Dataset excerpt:
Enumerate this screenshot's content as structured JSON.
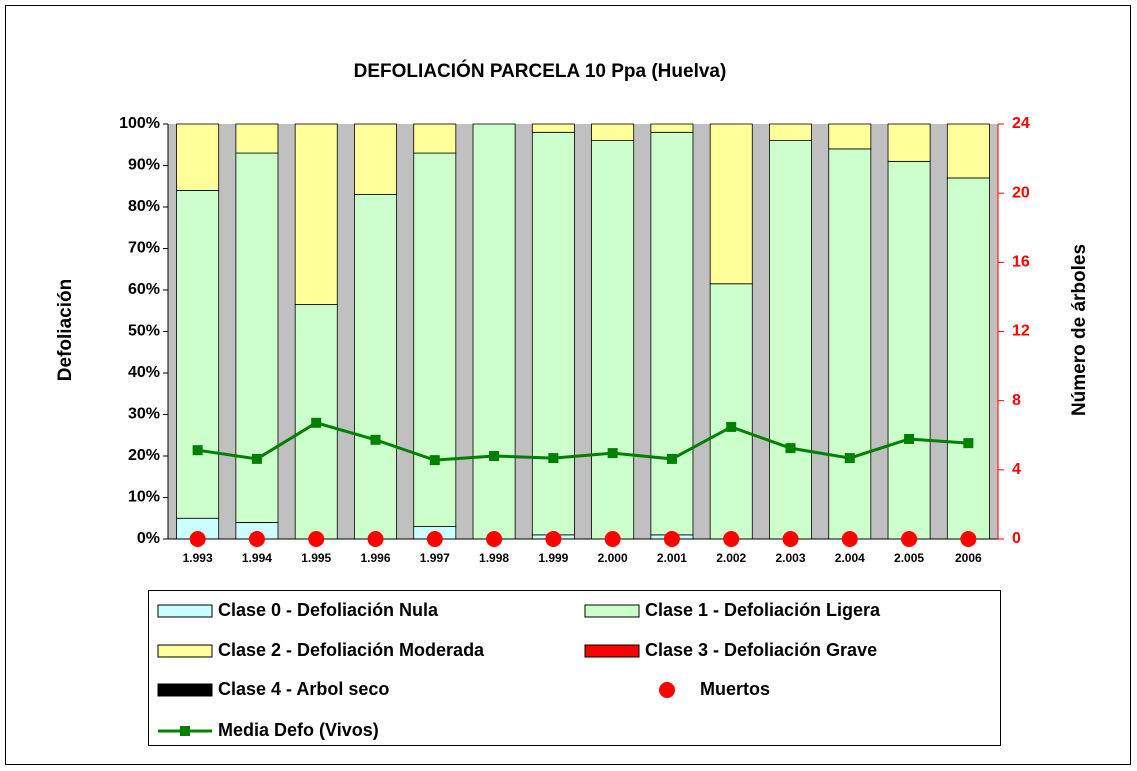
{
  "chart_data": {
    "type": "bar",
    "title": "DEFOLIACIÓN PARCELA 10 Ppa (Huelva)",
    "y_label": "Defoliación",
    "y2_label": "Número de árboles",
    "categories": [
      "1.993",
      "1.994",
      "1.995",
      "1.996",
      "1.997",
      "1.998",
      "1.999",
      "2.000",
      "2.001",
      "2.002",
      "2.003",
      "2.004",
      "2.005",
      "2006"
    ],
    "ylim": [
      0,
      100
    ],
    "yticks": [
      {
        "value": 0,
        "label": "0%"
      },
      {
        "value": 10,
        "label": "10%"
      },
      {
        "value": 20,
        "label": "20%"
      },
      {
        "value": 30,
        "label": "30%"
      },
      {
        "value": 40,
        "label": "40%"
      },
      {
        "value": 50,
        "label": "50%"
      },
      {
        "value": 60,
        "label": "60%"
      },
      {
        "value": 70,
        "label": "70%"
      },
      {
        "value": 80,
        "label": "80%"
      },
      {
        "value": 90,
        "label": "90%"
      },
      {
        "value": 100,
        "label": "100%"
      }
    ],
    "y2lim": [
      0,
      24
    ],
    "y2ticks": [
      0,
      4,
      8,
      12,
      16,
      20,
      24
    ],
    "y2_color": "#ff0000",
    "stacked": true,
    "background": "#c0c0c0",
    "series": [
      {
        "name": "Clase 0 - Defoliación Nula",
        "type": "bar",
        "color": "#ccffff",
        "values": [
          5,
          4,
          0,
          0,
          3,
          0,
          1,
          0,
          1,
          0,
          0,
          0,
          0,
          0
        ]
      },
      {
        "name": "Clase 1 - Defoliación Ligera",
        "type": "bar",
        "color": "#ccffcc",
        "values": [
          79,
          89,
          56.5,
          83,
          90,
          100,
          97,
          96,
          97,
          61.5,
          96,
          94,
          91,
          87
        ]
      },
      {
        "name": "Clase 2 - Defoliación Moderada",
        "type": "bar",
        "color": "#ffff99",
        "values": [
          16,
          7,
          43.5,
          17,
          7,
          0,
          2,
          4,
          2,
          38.5,
          4,
          6,
          9,
          13
        ]
      },
      {
        "name": "Clase 3 - Defoliación Grave",
        "type": "bar",
        "color": "#ff0000",
        "values": [
          0,
          0,
          0,
          0,
          0,
          0,
          0,
          0,
          0,
          0,
          0,
          0,
          0,
          0
        ]
      },
      {
        "name": "Clase 4 - Arbol seco",
        "type": "bar",
        "color": "#000000",
        "values": [
          0,
          0,
          0,
          0,
          0,
          0,
          0,
          0,
          0,
          0,
          0,
          0,
          0,
          0
        ]
      },
      {
        "name": "Muertos",
        "type": "scatter",
        "axis": "y2",
        "color": "#ff0000",
        "values": [
          0,
          0,
          0,
          0,
          0,
          0,
          0,
          0,
          0,
          0,
          0,
          0,
          0,
          0
        ]
      },
      {
        "name": "Media Defo (Vivos)",
        "type": "line",
        "color": "#008000",
        "values": [
          21.4,
          19.3,
          28,
          23.9,
          19,
          20,
          19.5,
          20.7,
          19.3,
          27,
          21.9,
          19.5,
          24.1,
          23.1
        ]
      }
    ]
  }
}
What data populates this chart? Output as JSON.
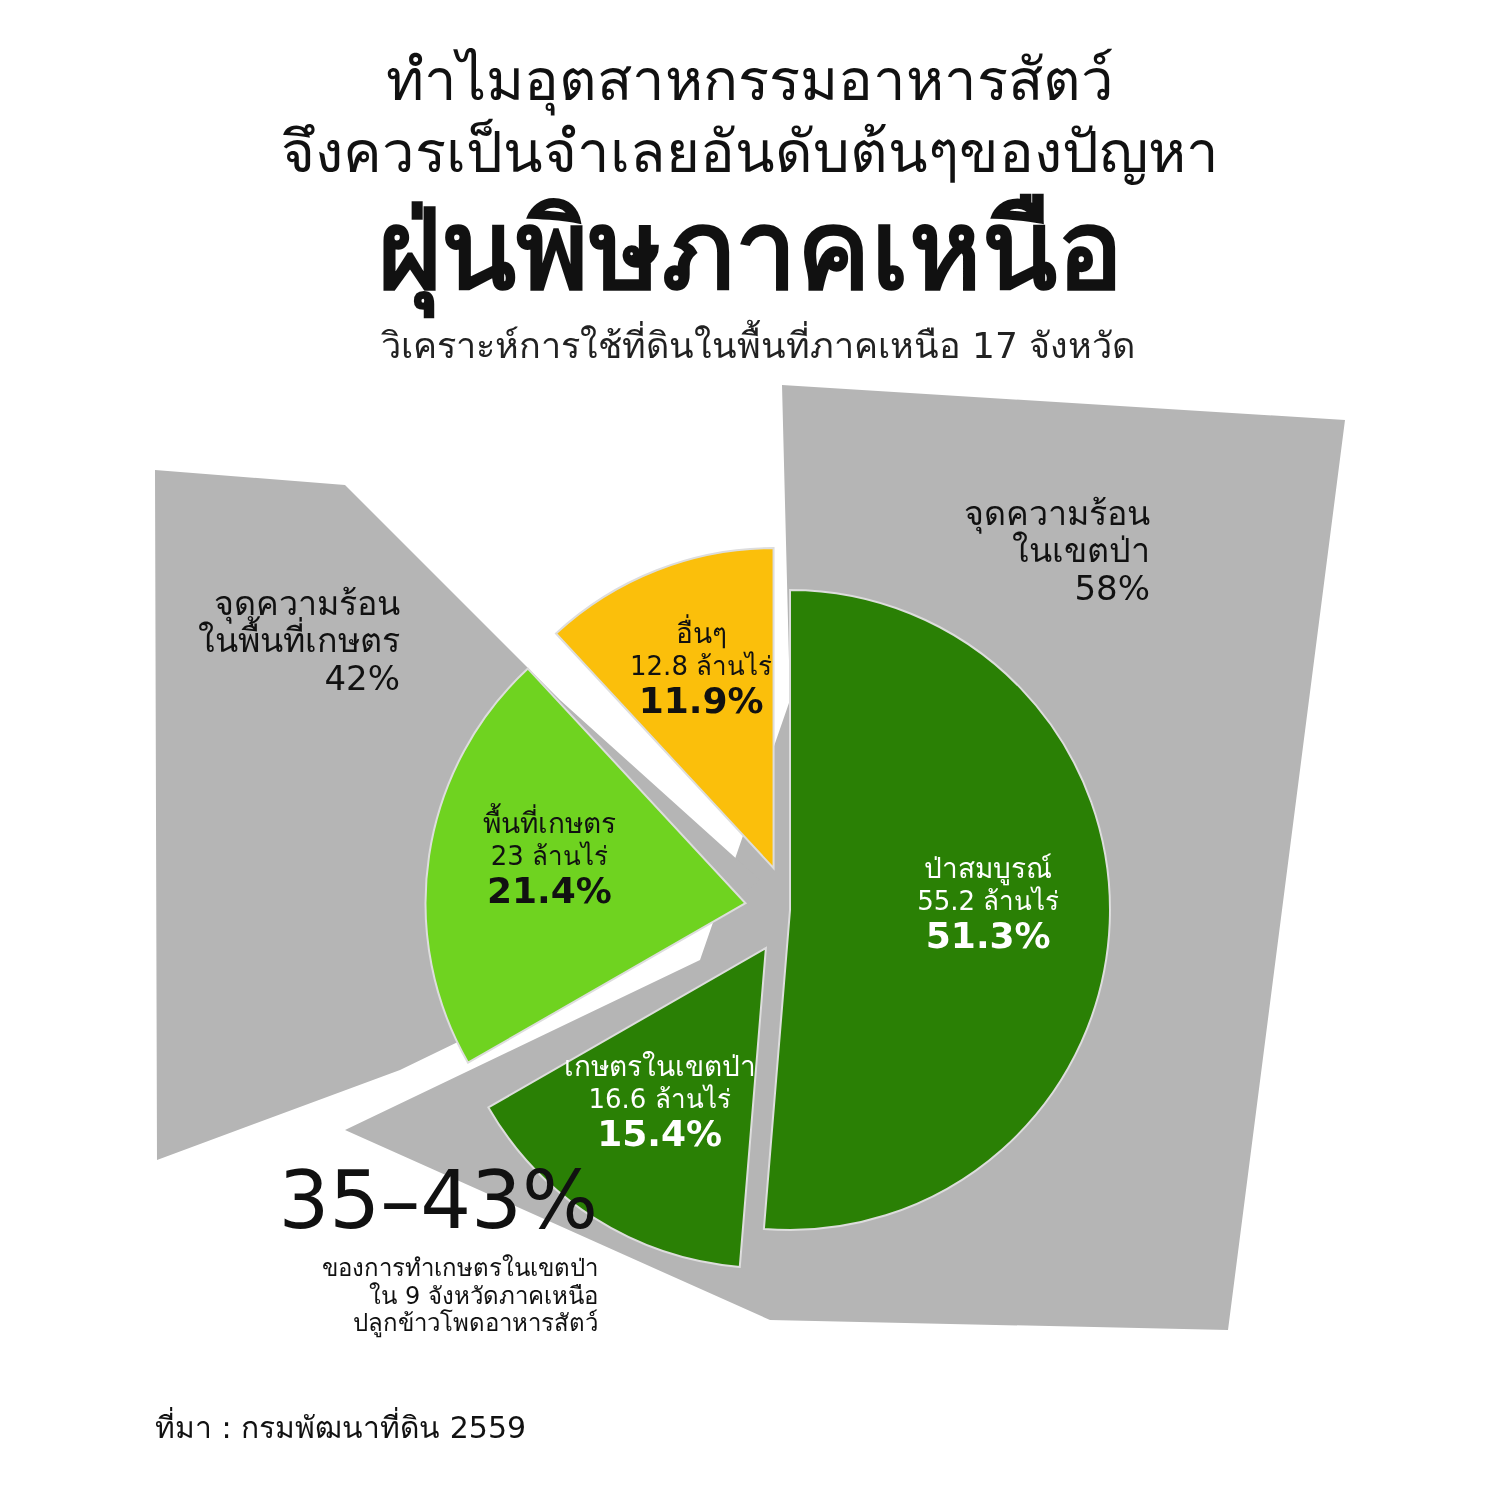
{
  "chart_data": {
    "type": "pie",
    "title": "ทำไมอุตสาหกรรมอาหารสัตว์\nจึงควรเป็นจำเลยอันดับต้นๆของปัญหา\nฝุ่นพิษภาคเหนือ",
    "subtitle": "วิเคราะห์การใช้ที่ดินในพื้นที่ภาคเหนือ 17 จังหวัด",
    "categories": [
      "ป่าสมบูรณ์",
      "เกษตรในเขตป่า",
      "พื้นที่เกษตร",
      "อื่นๆ"
    ],
    "values": [
      51.3,
      15.4,
      21.4,
      11.9
    ],
    "colors": [
      "#2a8005",
      "#2a8005",
      "#6fd320",
      "#fbbf0b"
    ],
    "value_labels": [
      "51.3%",
      "15.4%",
      "21.4%",
      "11.9%"
    ],
    "annotations": [
      {
        "text": "55.2 ล้านไร่",
        "x": "ป่าสมบูรณ์"
      },
      {
        "text": "16.6 ล้านไร่",
        "x": "เกษตรในเขตป่า"
      },
      {
        "text": "23 ล้านไร่",
        "x": "พื้นที่เกษตร"
      },
      {
        "text": "12.8 ล้านไร่",
        "x": "อื่นๆ"
      },
      "จุดความร้อน\nในเขตป่า\n58%",
      "จุดความร้อน\nในพื้นที่เกษตร\n42%",
      "35–43%\nของการทำเกษตรในเขตป่า\nใน 9 จังหวัดภาคเหนือ\nปลูกข้าวโพดอาหารสัตว์",
      "ที่มา : กรมพัฒนาที่ดิน 2559"
    ]
  }
}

**SET TASK**
Pictures excluded, copy exactly the lines running from the one with "What data populates" through the last line of the material.

**WRITTEN SOLUTION**
What data populates this chart? Output as JSON.
{
  "chart_data": {
    "type": "pie",
    "title": "ทำไมอุตสาหกรรมอาหารสัตว์\nจึงควรเป็นจำเลยอันดับต้นๆของปัญหา\nฝุ่นพิษภาคเหนือ",
    "subtitle": "วิเคราะห์การใช้ที่ดินในพื้นที่ภาคเหนือ 17 จังหวัด",
    "categories": [
      "ป่าสมบูรณ์",
      "เกษตรในเขตป่า",
      "พื้นที่เกษตร",
      "อื่นๆ"
    ],
    "values": [
      51.3,
      15.4,
      21.4,
      11.9
    ],
    "colors": [
      "#2a8005",
      "#2a8005",
      "#6fd320",
      "#fbbf0b"
    ],
    "value_labels": [
      "51.3%",
      "15.4%",
      "21.4%",
      "11.9%"
    ],
    "annotations": [
      {
        "text": "55.2 ล้านไร่",
        "x": "ป่าสมบูรณ์"
      },
      {
        "text": "16.6 ล้านไร่",
        "x": "เกษตรในเขตป่า"
      },
      {
        "text": "23 ล้านไร่",
        "x": "พื้นที่เกษตร"
      },
      {
        "text": "12.8 ล้านไร่",
        "x": "อื่นๆ"
      },
      "จุดความร้อน\nในเขตป่า\n58%",
      "จุดความร้อน\nในพื้นที่เกษตร\n42%",
      "35–43%\nของการทำเกษตรในเขตป่า\nใน 9 จังหวัดภาคเหนือ\nปลูกข้าวโพดอาหารสัตว์",
      "ที่มา : กรมพัฒนาที่ดิน 2559"
    ]
  }
}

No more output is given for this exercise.